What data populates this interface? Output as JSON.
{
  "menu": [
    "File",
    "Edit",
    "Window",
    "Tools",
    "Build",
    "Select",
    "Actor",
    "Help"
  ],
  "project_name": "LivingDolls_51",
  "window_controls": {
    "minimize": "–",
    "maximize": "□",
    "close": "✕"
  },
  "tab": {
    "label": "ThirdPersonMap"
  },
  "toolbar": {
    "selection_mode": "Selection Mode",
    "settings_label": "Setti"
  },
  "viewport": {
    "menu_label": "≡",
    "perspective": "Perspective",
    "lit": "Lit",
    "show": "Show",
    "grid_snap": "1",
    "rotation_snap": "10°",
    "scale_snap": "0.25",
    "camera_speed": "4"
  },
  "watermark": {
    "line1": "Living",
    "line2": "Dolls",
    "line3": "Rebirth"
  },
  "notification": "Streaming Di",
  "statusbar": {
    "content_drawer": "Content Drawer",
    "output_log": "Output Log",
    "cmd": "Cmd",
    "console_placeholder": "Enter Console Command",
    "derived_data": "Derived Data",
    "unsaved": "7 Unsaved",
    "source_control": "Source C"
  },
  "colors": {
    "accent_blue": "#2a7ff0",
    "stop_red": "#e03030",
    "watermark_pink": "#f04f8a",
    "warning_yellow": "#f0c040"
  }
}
* * *
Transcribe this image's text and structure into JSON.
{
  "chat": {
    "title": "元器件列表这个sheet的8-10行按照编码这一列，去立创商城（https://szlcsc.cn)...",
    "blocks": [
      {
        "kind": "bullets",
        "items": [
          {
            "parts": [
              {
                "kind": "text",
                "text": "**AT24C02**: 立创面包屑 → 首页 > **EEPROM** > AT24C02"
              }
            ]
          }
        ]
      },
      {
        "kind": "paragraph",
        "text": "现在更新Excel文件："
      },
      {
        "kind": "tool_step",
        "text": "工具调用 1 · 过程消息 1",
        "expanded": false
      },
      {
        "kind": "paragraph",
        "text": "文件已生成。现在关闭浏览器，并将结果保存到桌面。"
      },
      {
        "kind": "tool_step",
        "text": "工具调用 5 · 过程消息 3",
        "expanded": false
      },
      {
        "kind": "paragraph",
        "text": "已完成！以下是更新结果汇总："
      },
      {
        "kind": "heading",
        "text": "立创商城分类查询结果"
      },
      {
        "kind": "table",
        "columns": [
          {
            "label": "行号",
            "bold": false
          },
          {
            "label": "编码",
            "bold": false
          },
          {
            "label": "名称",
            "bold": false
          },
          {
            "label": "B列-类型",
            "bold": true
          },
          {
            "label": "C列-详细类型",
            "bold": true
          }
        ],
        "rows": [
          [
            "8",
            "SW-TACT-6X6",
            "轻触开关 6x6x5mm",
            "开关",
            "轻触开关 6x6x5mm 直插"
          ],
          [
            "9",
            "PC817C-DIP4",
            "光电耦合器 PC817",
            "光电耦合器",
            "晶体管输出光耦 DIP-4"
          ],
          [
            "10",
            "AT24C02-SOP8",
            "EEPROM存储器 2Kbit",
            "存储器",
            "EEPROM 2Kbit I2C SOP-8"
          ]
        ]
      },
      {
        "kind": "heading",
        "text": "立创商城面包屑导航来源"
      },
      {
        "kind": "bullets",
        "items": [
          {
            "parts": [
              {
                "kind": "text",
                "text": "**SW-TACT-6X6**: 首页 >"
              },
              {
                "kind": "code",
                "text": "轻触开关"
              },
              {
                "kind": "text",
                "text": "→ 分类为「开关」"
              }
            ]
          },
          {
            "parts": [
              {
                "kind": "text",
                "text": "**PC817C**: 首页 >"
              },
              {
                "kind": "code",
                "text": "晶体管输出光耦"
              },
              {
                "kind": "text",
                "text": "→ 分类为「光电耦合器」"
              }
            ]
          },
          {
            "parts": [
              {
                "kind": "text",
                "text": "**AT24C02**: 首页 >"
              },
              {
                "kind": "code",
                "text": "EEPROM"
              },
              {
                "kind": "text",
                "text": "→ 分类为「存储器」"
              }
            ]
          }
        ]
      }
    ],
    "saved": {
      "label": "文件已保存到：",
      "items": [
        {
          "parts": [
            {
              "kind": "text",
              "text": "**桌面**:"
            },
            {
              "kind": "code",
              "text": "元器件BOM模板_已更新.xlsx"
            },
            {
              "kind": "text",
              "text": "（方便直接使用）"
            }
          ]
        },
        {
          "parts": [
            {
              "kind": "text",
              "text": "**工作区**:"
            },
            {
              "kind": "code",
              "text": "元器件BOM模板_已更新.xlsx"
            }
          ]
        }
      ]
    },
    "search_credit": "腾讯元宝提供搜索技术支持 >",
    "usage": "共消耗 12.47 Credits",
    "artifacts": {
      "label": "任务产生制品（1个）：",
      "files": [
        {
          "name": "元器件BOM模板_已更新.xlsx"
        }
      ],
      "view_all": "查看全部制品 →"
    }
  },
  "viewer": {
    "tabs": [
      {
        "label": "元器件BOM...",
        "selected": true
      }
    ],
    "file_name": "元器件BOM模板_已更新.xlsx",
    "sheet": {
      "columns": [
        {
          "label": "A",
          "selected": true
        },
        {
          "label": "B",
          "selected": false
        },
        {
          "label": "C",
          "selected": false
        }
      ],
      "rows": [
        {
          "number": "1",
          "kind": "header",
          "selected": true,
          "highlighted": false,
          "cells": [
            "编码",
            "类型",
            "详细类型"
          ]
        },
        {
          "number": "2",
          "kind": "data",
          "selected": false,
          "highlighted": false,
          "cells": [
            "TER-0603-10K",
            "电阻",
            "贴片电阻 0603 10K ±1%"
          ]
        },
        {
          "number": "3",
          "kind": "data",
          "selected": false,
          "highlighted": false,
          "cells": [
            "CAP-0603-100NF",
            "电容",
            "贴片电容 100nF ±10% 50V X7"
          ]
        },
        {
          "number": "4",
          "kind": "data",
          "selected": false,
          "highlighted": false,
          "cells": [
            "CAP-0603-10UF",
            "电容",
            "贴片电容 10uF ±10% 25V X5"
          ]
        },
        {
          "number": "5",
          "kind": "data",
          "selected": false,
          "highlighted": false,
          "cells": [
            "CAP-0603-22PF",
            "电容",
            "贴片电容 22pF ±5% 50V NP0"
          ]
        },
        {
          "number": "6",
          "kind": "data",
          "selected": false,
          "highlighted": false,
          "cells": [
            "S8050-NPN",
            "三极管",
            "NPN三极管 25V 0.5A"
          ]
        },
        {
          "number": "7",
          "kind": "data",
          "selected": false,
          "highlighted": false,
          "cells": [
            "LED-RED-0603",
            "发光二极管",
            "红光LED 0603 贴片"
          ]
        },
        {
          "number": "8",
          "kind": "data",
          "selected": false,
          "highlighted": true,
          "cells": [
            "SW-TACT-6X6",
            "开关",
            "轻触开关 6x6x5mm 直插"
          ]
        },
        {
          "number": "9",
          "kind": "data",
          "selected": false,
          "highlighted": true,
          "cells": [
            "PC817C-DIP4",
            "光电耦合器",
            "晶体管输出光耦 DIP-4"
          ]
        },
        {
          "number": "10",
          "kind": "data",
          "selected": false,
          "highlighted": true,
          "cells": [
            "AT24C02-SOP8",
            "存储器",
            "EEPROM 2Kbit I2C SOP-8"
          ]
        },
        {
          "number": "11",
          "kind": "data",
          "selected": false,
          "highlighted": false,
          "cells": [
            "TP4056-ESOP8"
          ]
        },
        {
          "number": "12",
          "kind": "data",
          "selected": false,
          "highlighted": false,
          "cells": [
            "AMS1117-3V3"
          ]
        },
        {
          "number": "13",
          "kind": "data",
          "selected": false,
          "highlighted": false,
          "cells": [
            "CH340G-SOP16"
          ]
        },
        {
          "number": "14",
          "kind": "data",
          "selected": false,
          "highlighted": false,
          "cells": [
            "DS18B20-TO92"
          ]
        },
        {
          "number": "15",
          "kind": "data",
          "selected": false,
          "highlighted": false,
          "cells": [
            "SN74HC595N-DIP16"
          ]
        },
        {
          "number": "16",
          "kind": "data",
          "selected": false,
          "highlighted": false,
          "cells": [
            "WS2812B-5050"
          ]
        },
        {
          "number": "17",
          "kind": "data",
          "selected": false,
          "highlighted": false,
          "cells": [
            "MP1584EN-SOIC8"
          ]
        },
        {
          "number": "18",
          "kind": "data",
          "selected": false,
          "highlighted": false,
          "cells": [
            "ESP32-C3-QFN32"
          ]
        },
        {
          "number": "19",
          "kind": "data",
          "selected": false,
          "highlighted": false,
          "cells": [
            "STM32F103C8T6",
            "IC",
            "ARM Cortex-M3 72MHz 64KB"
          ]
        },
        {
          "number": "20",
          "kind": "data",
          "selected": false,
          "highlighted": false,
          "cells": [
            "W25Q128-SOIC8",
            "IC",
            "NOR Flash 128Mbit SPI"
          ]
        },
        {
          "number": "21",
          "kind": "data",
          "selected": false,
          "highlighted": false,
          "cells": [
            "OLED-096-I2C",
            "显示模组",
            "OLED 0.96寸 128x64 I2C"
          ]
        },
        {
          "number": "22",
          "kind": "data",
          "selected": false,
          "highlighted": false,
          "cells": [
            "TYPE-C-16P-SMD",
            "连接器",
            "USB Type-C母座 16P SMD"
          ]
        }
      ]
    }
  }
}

> _EXERCISE OBJECTIVE_
Find each line holding the string "JSON" and copy it out.

> _REPLY_
What data populates this interface? Output as JSON.
Transcribe this image's text and structure into JSON.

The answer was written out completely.